───── SOURCE TEXT ─────

Startups

Penn students can buy and sell class notes on new site Noteriety

Built by undergraduates Adam Elkassas and Arjun Jain, the site received $300 in transactions in less than a week of existence and has received $800 so far.

Huntsman Hall on Penn's campus. Photo by Flickr use smiley_river via Creative Commons. Taken on Oct. 11, 2007.

About 500 Penn students have signed up to buy and sell class notes on a new site called Noteriety. “Get A’s. Make bank,” the site says.

Visit Noteriety here.

In its two weeks of existence, the site has received about $800 in transactions, as well as 50 subscribers to its $5/month class notes archive, said cofounder and Penn sophomore Arjun Jain. Noteriety, which is exclusively for Penn students, was part of the inaugural PennApps Accelerator this past fall, a student-run program to help turn hacking projects into startups, first reported by Daily Pennsylvanian.

Jain is also the cofounder of GreenVote, a startup built at PennApps that lets people vote on the temperature of a building. He created the site with Penn sophomore Adam Elkassas. It might remind you of DreamIt graduate Notehall, a marketplace for class notes that was bought by Chegg for $3.7 million after leaving Philadelphia.

─────

Please quote the Noteriety article word for word, starting at "About 500 Penn" and stopping after "after leaving Philadelphia.".

───── DATASET EXTRACT ─────

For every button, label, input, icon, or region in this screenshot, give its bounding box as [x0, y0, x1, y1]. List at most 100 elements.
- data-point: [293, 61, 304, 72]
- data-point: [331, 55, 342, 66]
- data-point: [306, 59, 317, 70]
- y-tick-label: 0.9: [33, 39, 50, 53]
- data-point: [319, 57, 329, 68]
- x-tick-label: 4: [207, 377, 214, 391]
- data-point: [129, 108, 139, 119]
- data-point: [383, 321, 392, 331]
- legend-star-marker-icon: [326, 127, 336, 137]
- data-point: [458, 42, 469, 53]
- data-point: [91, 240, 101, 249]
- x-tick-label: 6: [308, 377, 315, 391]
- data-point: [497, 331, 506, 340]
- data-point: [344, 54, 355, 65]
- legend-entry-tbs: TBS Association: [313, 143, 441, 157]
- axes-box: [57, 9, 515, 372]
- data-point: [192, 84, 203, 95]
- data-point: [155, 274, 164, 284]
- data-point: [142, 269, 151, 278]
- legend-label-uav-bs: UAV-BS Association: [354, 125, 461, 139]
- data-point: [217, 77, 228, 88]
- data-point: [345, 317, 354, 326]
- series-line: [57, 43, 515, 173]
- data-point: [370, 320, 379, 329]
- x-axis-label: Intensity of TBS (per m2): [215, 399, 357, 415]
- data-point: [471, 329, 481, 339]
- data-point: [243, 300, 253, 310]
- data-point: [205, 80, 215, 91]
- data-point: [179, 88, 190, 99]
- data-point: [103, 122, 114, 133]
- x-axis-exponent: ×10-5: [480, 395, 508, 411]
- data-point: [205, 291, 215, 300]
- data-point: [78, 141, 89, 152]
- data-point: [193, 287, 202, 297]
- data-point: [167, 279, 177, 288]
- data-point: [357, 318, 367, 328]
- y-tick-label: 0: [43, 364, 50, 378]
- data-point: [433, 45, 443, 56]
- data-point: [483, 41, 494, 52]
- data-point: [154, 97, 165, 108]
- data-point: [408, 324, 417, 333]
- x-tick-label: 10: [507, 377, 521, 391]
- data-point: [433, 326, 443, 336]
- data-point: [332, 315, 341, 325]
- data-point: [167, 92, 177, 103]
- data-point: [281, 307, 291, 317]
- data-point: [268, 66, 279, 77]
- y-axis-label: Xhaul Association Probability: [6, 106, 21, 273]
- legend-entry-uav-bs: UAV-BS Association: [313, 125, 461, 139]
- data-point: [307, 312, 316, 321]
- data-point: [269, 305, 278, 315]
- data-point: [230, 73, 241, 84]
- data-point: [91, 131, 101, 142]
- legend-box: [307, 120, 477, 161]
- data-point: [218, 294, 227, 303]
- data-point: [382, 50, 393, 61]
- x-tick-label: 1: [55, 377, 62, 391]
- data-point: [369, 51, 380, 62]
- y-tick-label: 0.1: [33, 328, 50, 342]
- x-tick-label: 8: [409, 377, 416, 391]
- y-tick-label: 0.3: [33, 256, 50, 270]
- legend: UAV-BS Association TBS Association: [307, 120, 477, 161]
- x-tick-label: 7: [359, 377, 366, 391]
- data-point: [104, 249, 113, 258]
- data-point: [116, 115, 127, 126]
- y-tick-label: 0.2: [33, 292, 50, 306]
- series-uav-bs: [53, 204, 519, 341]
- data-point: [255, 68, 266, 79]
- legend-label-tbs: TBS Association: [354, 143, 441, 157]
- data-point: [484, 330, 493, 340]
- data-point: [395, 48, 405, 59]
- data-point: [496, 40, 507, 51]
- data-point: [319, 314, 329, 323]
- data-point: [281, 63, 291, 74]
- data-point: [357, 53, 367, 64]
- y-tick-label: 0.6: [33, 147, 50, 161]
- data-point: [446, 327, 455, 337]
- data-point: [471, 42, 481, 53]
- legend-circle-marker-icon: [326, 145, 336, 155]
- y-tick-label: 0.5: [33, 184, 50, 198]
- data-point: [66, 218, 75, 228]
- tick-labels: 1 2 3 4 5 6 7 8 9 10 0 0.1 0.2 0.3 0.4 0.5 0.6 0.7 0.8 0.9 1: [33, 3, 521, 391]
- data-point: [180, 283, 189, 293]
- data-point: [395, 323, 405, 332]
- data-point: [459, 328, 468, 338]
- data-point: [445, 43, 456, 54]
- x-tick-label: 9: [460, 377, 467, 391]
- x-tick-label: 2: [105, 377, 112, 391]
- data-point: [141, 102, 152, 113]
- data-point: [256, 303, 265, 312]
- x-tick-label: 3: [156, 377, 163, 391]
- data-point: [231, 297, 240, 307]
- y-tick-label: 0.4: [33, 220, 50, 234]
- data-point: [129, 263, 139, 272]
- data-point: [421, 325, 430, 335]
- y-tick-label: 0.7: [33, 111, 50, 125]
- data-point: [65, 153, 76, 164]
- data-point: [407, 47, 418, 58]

─────

**SOLUTION FOR THIS TASK**.
About 500 Penn students have signed up to buy and sell class notes on a new site called Noteriety. “Get A’s. Make bank,” the site says.

Visit Noteriety here.

In its two weeks of existence, the site has received about $800 in transactions, as well as 50 subscribers to its $5/month class notes archive, said cofounder and Penn sophomore Arjun Jain. Noteriety, which is exclusively for Penn students, was part of the inaugural PennApps Accelerator this past fall, a student-run program to help turn hacking projects into startups, first reported by Daily Pennsylvanian.

Jain is also the cofounder of GreenVote, a startup built at PennApps that lets people vote on the temperature of a building. He created the site with Penn sophomore Adam Elkassas. It might remind you of DreamIt graduate Notehall, a marketplace for class notes that was bought by Chegg for $3.7 million after leaving Philadelphia.